TASK >>
From the entries that follow, extract each line holding the string "avec".

EXTRACTED ENTRIES >>
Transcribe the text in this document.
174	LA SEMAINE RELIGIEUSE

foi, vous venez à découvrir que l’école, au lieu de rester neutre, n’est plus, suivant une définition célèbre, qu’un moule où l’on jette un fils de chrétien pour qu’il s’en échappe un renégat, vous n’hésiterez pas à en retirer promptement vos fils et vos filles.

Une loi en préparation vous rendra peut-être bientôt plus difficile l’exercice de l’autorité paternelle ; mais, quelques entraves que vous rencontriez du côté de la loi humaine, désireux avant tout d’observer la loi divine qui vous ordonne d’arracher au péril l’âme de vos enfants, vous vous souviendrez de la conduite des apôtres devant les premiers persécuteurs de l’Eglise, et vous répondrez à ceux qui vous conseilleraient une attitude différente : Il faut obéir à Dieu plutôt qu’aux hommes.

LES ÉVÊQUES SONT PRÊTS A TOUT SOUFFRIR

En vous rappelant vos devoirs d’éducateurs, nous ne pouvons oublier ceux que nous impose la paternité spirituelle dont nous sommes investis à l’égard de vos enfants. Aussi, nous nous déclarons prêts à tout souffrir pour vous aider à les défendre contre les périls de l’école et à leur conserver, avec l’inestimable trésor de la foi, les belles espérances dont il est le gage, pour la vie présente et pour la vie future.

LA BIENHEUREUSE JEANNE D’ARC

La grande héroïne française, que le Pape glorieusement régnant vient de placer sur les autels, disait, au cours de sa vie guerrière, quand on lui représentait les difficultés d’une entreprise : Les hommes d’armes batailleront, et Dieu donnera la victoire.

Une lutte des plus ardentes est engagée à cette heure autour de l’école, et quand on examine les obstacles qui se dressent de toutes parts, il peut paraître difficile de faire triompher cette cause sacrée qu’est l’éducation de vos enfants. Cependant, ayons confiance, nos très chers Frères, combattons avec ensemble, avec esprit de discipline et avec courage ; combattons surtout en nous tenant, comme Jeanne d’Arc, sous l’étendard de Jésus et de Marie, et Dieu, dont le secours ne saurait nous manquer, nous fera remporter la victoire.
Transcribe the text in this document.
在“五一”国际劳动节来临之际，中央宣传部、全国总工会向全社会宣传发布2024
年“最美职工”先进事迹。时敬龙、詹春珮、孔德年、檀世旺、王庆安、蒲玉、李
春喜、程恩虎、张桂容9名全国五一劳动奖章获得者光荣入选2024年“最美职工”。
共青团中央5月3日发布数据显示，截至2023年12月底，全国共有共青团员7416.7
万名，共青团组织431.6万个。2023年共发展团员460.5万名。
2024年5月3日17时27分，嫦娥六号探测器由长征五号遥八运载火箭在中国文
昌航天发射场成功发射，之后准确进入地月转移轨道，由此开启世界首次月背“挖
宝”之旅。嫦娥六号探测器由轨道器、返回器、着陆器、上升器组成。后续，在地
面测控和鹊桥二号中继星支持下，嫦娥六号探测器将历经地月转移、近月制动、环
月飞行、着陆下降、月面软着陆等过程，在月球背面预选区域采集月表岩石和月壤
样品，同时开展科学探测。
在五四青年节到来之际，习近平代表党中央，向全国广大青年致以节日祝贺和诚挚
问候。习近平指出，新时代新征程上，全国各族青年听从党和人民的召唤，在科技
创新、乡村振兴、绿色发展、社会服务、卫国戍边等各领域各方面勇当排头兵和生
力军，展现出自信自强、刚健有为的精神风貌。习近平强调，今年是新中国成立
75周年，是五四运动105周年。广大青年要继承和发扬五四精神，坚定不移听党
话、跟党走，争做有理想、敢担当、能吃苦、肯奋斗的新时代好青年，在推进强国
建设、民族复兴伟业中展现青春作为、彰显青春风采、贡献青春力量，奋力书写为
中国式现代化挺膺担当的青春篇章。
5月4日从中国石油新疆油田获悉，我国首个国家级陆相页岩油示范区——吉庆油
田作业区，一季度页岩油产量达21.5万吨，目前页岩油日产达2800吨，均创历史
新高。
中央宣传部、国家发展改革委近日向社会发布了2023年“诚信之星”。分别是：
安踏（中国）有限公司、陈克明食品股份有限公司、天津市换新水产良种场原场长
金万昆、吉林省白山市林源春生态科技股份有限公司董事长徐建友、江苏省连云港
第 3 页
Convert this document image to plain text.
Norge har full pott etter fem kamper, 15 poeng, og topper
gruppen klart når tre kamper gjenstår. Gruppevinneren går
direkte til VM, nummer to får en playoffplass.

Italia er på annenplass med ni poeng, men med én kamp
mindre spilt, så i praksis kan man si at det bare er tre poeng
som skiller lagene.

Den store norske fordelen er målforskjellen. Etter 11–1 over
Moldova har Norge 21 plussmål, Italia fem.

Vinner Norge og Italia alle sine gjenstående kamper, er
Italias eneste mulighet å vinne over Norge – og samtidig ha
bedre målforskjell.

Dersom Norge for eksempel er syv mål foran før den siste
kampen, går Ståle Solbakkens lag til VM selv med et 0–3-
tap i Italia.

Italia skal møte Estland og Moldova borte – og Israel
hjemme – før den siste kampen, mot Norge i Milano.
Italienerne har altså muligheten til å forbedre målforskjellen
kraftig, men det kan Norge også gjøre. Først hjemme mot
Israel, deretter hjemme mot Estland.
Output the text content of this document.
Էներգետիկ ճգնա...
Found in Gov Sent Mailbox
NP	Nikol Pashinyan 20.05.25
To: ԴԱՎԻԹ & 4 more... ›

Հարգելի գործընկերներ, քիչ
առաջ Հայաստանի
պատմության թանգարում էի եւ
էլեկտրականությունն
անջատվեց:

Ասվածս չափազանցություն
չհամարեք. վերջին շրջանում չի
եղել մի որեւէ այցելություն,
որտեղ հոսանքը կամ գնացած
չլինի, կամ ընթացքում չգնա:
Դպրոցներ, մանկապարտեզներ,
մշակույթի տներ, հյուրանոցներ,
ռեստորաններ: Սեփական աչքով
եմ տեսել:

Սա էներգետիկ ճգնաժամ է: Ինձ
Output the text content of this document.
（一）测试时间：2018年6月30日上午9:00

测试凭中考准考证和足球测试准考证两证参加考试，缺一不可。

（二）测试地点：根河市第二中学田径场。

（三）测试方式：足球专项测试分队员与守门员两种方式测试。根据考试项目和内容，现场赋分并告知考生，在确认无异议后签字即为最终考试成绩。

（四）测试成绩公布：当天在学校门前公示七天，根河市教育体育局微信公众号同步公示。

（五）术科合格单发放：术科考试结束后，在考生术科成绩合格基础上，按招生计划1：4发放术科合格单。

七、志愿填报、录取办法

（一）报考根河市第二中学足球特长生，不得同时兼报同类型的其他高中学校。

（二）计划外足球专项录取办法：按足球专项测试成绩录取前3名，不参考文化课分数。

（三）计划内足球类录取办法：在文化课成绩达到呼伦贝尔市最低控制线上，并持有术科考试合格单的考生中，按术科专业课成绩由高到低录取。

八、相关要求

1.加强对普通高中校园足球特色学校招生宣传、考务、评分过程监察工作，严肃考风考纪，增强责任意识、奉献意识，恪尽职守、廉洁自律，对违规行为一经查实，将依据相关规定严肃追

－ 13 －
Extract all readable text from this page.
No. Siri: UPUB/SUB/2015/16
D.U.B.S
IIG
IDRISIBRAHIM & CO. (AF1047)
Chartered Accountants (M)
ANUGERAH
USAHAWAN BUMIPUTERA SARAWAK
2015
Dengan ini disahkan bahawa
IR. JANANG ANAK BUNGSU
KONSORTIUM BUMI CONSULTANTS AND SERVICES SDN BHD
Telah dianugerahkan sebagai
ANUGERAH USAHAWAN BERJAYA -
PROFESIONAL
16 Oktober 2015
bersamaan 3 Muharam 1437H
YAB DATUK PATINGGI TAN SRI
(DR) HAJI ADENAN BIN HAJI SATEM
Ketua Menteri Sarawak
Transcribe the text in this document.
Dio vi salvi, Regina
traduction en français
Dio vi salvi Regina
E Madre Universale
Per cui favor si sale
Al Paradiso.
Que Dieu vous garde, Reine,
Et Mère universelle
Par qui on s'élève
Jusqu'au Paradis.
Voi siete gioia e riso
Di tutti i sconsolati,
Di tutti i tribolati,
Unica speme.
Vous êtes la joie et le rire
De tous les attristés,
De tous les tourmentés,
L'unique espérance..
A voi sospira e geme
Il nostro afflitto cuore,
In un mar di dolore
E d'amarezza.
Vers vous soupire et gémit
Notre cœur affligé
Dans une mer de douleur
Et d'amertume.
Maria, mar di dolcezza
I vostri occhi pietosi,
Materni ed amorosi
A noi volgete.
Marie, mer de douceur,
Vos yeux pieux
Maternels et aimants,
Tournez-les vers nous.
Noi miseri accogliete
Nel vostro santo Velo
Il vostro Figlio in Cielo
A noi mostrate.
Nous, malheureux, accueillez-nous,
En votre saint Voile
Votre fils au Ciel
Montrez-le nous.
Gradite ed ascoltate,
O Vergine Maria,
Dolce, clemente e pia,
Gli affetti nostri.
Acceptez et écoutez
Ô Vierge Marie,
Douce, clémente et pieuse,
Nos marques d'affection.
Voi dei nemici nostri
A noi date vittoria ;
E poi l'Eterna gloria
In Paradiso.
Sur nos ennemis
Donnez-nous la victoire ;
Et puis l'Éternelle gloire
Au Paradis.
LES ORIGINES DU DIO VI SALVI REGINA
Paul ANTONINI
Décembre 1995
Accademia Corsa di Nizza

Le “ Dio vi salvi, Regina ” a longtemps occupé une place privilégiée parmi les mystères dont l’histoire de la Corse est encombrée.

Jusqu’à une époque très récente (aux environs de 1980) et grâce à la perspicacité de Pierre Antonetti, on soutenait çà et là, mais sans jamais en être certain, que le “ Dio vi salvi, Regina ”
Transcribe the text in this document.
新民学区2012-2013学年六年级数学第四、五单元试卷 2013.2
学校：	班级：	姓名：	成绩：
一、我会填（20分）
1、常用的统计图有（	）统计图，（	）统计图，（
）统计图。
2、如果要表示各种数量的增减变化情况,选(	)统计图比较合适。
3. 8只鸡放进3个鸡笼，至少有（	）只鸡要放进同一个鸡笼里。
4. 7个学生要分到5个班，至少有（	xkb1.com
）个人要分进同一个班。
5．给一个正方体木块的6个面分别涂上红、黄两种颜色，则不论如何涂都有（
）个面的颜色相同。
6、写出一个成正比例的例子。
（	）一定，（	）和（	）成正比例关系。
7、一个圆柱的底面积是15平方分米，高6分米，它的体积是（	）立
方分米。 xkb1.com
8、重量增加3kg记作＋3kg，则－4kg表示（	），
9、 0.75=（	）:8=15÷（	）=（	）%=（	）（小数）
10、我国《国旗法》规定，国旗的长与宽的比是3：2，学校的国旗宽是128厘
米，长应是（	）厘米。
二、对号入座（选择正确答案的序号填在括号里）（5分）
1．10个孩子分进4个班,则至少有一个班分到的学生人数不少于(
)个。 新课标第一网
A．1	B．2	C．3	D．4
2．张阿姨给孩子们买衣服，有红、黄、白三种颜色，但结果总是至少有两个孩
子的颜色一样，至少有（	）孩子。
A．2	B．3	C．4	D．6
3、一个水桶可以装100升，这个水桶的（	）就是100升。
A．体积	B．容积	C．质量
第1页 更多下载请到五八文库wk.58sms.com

SOLVED PROBLEM >>
En vous rappelant vos devoirs d’éducateurs, nous ne pouvons oublier ceux que nous impose la paternité spirituelle dont nous sommes investis à l’égard de vos enfants. Aussi, nous nous déclarons prêts à tout souffrir pour vous aider à les défendre contre les périls de l’école et à leur conserver, avec l’inestimable trésor de la foi, les belles espérances dont il est le gage, pour la vie présente et pour la vie future.
Une lutte des plus ardentes est engagée à cette heure autour de l’école, et quand on examine les obstacles qui se dressent de toutes parts, il peut paraître difficile de faire triompher cette cause sacrée qu’est l’éducation de vos enfants. Cependant, ayons confiance, nos très chers Frères, combattons avec ensemble, avec esprit de discipline et avec courage ; combattons surtout en nous tenant, comme Jeanne d’Arc, sous l’étendard de Jésus et de Marie, et Dieu, dont le secours ne saurait nous manquer, nous fera remporter la victoire.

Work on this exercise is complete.